» GOAL: Check each line of the records below and collect those that include the word "asia".

» INPUT ROWS:
■ ■ ■
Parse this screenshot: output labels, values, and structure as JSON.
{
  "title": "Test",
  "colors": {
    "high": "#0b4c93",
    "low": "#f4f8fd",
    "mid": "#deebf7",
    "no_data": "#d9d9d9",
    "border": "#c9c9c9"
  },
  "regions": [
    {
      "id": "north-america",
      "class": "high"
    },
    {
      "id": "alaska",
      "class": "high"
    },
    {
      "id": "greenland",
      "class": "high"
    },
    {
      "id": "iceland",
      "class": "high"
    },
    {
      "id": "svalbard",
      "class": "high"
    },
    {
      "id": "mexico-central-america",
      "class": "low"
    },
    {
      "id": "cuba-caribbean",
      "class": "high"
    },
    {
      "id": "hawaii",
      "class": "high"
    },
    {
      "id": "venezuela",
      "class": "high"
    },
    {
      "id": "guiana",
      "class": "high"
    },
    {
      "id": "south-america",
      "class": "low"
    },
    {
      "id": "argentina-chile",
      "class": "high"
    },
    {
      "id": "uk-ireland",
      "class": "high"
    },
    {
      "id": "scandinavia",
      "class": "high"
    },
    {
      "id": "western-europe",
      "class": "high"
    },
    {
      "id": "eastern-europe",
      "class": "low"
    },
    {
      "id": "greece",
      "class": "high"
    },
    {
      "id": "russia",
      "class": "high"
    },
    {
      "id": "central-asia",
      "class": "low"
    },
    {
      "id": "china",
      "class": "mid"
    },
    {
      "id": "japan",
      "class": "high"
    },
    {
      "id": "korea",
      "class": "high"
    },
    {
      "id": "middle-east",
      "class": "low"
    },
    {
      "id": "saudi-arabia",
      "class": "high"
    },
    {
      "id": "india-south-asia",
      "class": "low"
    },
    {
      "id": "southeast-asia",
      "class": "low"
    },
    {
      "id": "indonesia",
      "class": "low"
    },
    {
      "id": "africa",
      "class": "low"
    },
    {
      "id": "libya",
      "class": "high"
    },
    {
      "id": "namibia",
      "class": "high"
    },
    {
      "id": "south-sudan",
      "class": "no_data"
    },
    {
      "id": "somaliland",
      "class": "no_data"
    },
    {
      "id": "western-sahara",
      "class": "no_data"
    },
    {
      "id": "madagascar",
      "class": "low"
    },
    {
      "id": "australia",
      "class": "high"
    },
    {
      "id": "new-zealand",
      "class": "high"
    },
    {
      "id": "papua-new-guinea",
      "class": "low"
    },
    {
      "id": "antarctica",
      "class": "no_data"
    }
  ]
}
■ ■ ■
» OUTPUT FOR THIS EXERCISE:
      "id": "central-asia",
      "id": "india-south-asia",
      "id": "southeast-asia",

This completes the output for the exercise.